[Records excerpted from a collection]
%%
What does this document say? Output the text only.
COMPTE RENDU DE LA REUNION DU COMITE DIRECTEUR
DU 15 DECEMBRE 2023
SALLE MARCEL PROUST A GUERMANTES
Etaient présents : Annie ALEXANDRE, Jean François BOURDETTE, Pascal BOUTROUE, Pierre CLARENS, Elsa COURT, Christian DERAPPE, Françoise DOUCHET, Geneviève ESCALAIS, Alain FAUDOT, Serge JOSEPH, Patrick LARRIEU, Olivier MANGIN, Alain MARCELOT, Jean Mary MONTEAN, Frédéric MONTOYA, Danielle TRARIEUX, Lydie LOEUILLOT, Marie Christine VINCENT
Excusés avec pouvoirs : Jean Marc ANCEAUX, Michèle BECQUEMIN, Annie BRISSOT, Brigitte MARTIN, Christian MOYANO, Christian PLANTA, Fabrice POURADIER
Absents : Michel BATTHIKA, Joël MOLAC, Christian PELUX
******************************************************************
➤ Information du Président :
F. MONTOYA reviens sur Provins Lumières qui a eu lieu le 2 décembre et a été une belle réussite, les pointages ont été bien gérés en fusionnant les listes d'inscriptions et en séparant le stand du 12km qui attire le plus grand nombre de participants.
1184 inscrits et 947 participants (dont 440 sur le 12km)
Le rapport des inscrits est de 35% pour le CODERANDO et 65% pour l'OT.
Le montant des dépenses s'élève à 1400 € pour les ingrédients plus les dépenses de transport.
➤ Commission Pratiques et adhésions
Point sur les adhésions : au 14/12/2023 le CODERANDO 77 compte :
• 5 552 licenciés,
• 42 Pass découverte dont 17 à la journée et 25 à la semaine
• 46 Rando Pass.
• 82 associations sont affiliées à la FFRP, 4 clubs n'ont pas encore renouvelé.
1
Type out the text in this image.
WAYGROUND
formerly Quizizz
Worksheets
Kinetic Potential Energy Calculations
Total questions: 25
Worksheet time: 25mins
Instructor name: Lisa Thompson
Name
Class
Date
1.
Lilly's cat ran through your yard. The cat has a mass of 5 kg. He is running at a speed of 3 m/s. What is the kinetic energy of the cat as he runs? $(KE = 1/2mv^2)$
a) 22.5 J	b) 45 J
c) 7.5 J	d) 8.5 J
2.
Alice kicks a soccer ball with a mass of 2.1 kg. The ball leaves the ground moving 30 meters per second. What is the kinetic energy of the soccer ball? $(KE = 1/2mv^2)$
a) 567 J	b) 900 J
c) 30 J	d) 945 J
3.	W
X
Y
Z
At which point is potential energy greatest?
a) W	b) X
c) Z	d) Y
%%
Write out every line from the entries where "Christian" appears.

◆ **Solved exercise**
Etaient présents : Annie ALEXANDRE, Jean François BOURDETTE, Pascal BOUTROUE, Pierre CLARENS, Elsa COURT, Christian DERAPPE, Françoise DOUCHET, Geneviève ESCALAIS, Alain FAUDOT, Serge JOSEPH, Patrick LARRIEU, Olivier MANGIN, Alain MARCELOT, Jean Mary MONTEAN, Frédéric MONTOYA, Danielle TRARIEUX, Lydie LOEUILLOT, Marie Christine VINCENT
Excusés avec pouvoirs : Jean Marc ANCEAUX, Michèle BECQUEMIN, Annie BRISSOT, Brigitte MARTIN, Christian MOYANO, Christian PLANTA, Fabrice POURADIER
Absents : Michel BATTHIKA, Joël MOLAC, Christian PELUX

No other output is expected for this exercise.